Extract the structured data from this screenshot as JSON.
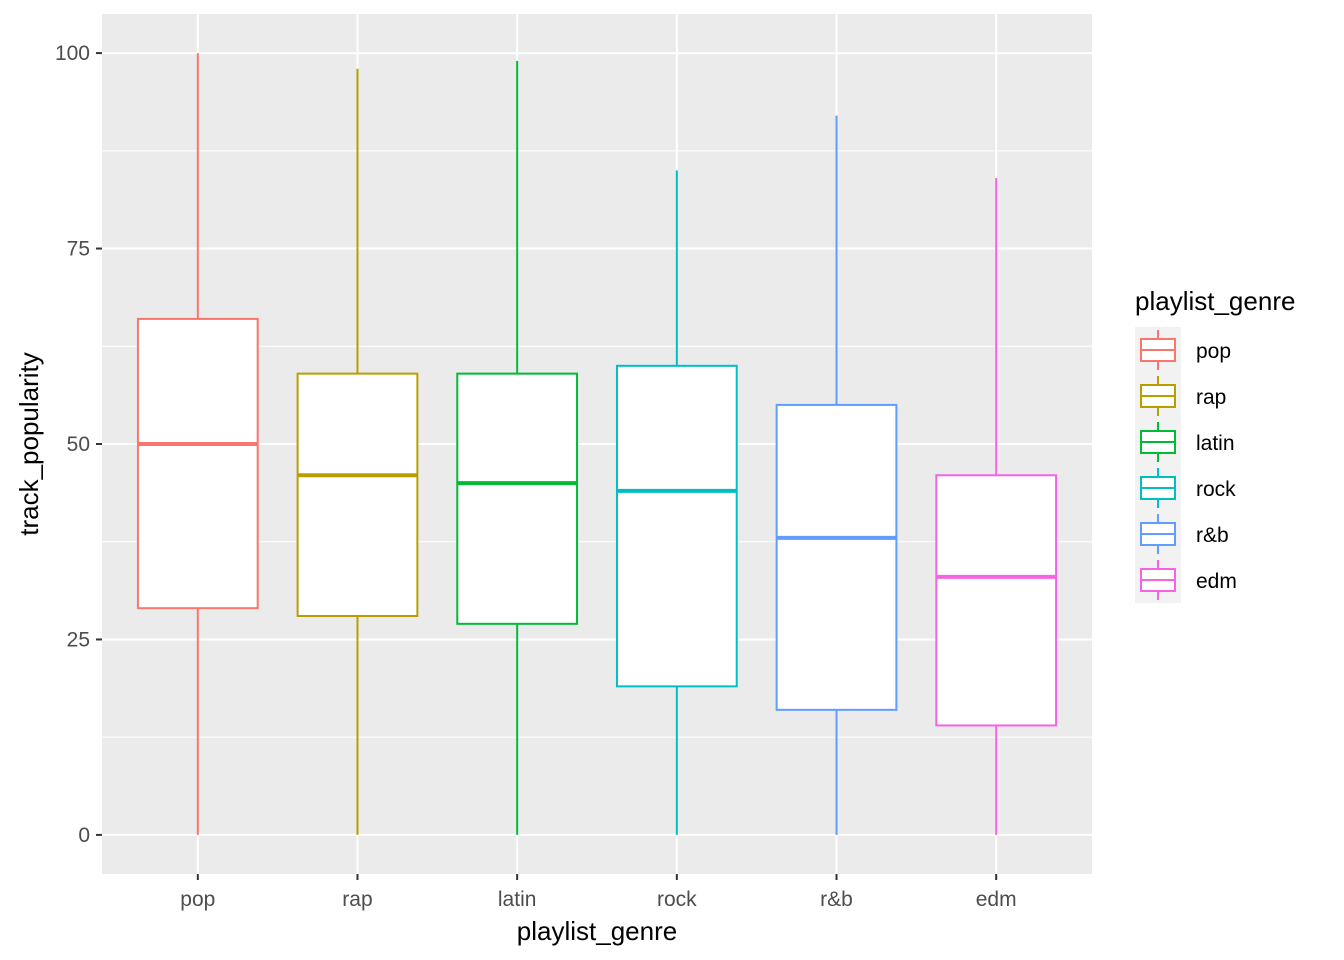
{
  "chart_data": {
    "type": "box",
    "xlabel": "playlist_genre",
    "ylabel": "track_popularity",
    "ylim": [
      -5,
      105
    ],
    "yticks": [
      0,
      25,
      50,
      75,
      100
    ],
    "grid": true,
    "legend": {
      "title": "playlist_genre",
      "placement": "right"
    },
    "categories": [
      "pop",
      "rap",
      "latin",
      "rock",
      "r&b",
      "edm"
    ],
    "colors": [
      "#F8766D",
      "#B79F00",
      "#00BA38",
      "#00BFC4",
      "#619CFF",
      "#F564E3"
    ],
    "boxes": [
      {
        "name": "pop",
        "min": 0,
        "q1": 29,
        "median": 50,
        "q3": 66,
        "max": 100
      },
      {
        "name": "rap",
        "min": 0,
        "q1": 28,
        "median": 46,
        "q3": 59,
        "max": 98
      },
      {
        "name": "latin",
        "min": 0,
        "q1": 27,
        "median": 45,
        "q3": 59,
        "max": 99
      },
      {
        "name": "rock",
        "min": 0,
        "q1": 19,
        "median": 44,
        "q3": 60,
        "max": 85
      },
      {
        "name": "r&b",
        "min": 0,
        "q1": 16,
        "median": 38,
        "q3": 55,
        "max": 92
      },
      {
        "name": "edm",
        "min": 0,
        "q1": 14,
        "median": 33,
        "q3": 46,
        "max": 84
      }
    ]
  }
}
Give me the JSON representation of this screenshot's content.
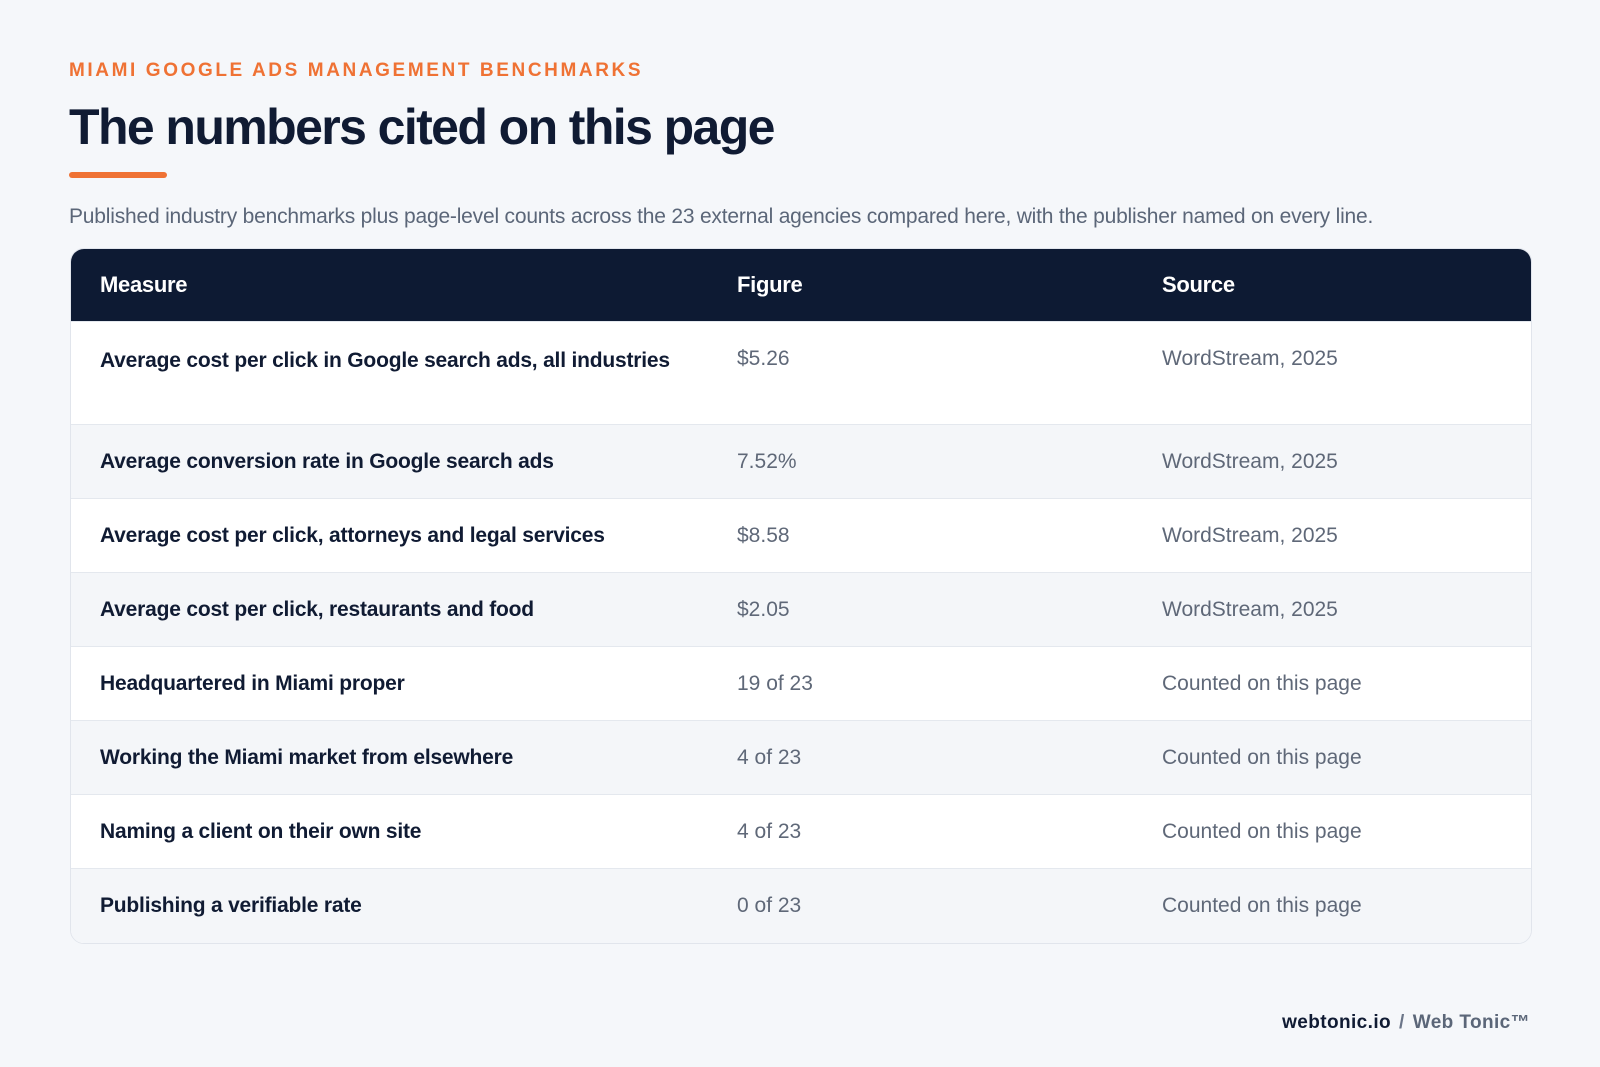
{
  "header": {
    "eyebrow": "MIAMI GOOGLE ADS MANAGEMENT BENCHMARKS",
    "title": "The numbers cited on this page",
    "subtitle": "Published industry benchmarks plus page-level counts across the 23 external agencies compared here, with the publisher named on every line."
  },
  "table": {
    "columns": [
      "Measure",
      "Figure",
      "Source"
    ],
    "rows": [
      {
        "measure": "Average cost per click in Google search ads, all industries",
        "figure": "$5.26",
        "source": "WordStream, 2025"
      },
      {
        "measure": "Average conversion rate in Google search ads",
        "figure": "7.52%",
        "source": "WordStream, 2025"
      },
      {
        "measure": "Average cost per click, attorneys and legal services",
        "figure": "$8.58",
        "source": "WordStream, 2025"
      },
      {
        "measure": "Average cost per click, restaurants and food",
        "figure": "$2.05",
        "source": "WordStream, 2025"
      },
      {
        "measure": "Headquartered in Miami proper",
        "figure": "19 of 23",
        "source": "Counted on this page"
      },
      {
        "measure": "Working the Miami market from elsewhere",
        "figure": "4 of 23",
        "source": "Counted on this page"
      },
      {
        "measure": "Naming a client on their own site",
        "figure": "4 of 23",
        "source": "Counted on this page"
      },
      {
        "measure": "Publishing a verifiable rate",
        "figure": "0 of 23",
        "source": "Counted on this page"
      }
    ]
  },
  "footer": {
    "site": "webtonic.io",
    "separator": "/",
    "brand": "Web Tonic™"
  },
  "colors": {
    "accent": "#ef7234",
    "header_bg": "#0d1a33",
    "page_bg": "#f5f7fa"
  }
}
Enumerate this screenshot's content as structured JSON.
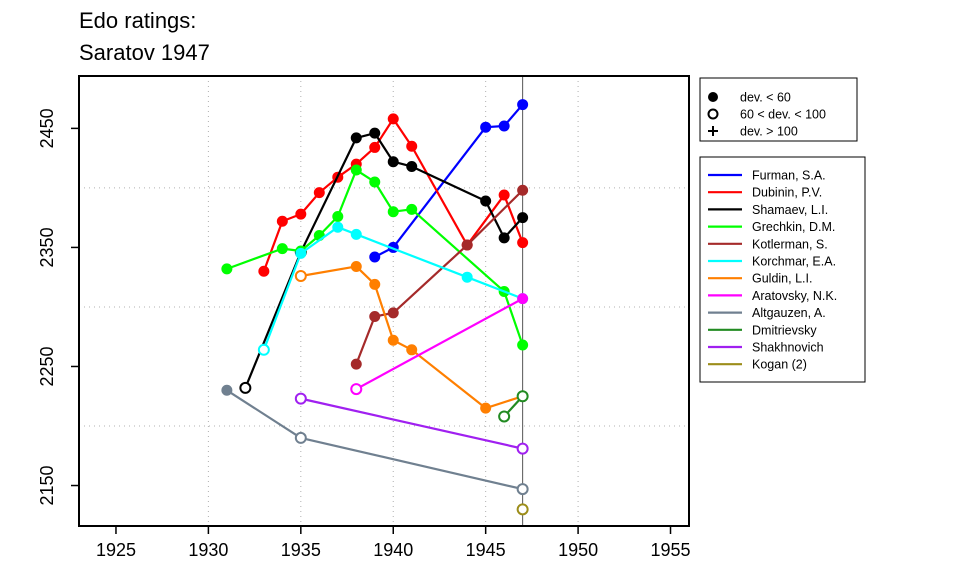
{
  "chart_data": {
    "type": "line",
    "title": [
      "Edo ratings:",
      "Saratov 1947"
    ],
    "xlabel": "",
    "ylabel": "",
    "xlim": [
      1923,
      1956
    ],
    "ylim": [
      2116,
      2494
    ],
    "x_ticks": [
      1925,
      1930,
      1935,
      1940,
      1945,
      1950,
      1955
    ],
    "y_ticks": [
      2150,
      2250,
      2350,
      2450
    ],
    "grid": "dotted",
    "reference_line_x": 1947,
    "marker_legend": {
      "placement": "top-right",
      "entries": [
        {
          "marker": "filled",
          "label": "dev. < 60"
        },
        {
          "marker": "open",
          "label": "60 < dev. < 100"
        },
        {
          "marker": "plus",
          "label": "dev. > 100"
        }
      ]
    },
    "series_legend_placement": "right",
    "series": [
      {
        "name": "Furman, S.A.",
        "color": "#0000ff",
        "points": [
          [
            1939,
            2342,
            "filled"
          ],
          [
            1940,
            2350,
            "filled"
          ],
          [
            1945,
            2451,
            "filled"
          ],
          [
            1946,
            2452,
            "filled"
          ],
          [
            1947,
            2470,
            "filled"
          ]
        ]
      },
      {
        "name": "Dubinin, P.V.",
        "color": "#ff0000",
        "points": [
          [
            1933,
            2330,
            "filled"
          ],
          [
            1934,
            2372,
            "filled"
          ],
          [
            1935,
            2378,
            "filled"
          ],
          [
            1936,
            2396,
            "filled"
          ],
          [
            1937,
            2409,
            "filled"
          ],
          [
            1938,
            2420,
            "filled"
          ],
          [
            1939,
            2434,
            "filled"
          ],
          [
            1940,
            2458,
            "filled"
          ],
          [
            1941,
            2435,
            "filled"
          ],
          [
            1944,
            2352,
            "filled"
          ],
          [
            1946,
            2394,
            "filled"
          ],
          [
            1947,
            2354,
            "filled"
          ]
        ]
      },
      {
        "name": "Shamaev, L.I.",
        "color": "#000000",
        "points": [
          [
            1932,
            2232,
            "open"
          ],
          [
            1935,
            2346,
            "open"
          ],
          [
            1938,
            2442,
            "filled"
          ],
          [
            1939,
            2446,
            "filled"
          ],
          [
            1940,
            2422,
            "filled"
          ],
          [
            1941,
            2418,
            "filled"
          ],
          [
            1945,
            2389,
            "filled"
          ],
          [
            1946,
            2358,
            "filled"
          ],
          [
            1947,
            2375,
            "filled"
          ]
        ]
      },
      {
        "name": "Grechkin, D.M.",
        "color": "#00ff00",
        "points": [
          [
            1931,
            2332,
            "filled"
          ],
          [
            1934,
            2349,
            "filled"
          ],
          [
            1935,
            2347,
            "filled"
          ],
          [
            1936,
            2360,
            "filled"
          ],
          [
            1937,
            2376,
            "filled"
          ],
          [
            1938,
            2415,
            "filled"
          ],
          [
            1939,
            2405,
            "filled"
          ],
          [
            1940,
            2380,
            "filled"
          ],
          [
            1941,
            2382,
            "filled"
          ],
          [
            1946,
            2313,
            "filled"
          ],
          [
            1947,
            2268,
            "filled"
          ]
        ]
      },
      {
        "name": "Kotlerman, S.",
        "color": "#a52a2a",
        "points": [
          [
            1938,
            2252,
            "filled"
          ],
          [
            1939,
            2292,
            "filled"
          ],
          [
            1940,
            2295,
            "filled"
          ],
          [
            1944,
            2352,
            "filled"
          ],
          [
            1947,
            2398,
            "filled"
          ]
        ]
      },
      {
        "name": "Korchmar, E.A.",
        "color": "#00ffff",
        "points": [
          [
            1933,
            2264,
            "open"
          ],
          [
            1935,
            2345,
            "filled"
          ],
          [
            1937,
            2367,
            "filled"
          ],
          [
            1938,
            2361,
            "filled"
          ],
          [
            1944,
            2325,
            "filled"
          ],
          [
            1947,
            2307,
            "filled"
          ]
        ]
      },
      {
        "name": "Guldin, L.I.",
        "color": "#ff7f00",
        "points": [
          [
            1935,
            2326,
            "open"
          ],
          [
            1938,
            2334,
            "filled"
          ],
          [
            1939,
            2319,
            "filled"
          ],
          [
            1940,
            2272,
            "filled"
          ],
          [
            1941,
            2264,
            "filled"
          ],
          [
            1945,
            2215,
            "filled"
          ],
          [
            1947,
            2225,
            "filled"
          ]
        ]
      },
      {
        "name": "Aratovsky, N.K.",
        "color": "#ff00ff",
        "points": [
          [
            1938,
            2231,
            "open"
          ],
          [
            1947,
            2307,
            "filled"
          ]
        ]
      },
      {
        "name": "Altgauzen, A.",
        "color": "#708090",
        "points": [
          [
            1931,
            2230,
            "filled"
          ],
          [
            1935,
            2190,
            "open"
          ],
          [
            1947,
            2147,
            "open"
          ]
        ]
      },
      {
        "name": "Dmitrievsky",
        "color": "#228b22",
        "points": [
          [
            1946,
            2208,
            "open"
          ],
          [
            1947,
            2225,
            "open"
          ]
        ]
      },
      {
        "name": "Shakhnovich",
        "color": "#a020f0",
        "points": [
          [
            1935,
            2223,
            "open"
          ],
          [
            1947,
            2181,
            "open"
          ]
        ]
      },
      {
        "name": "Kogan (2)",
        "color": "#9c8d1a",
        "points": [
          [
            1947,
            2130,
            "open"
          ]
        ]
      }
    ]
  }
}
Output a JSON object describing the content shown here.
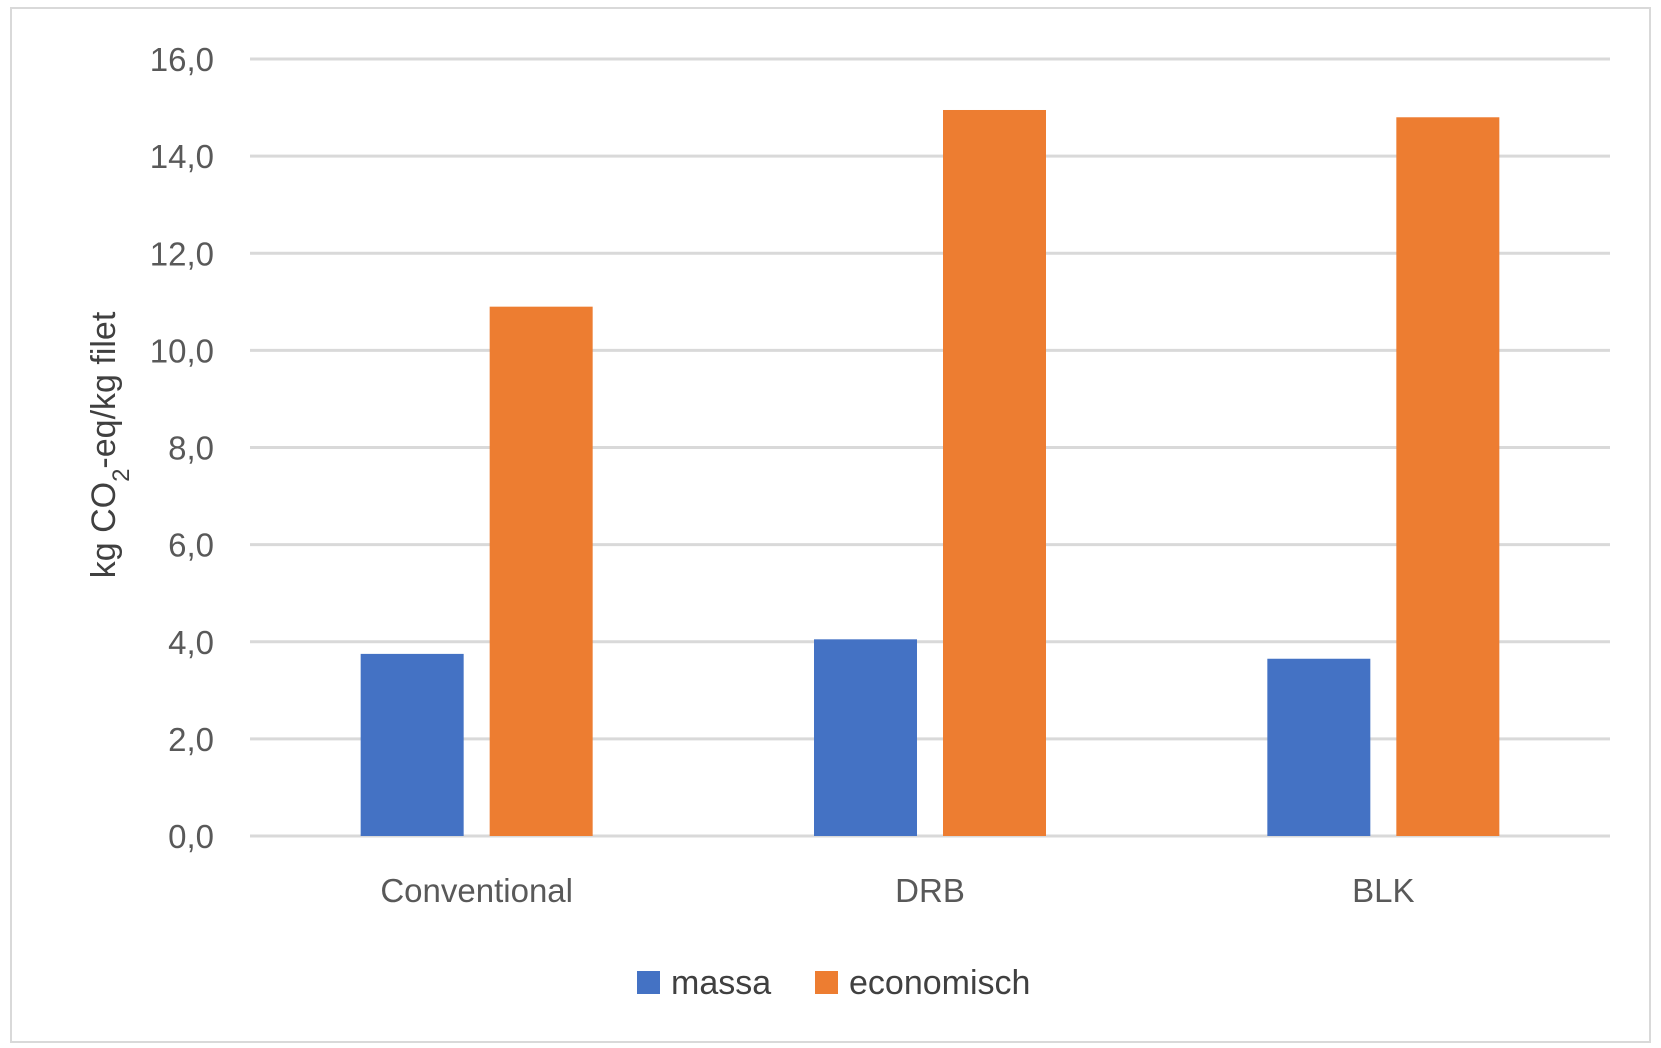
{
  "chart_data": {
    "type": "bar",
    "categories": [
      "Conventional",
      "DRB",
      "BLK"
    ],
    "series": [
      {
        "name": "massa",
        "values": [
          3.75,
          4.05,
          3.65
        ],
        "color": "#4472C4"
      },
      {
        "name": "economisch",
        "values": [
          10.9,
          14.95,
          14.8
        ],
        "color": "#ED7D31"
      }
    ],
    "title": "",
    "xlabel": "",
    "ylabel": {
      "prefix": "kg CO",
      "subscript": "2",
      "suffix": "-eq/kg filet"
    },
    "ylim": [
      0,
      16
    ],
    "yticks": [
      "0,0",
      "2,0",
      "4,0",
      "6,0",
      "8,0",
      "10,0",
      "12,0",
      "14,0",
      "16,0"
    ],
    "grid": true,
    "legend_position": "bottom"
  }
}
+--
Each line that has the word "structured" should be copied.

Extract the structured data from this screenshot as JSON.
Enumerate this screenshot's content as structured JSON.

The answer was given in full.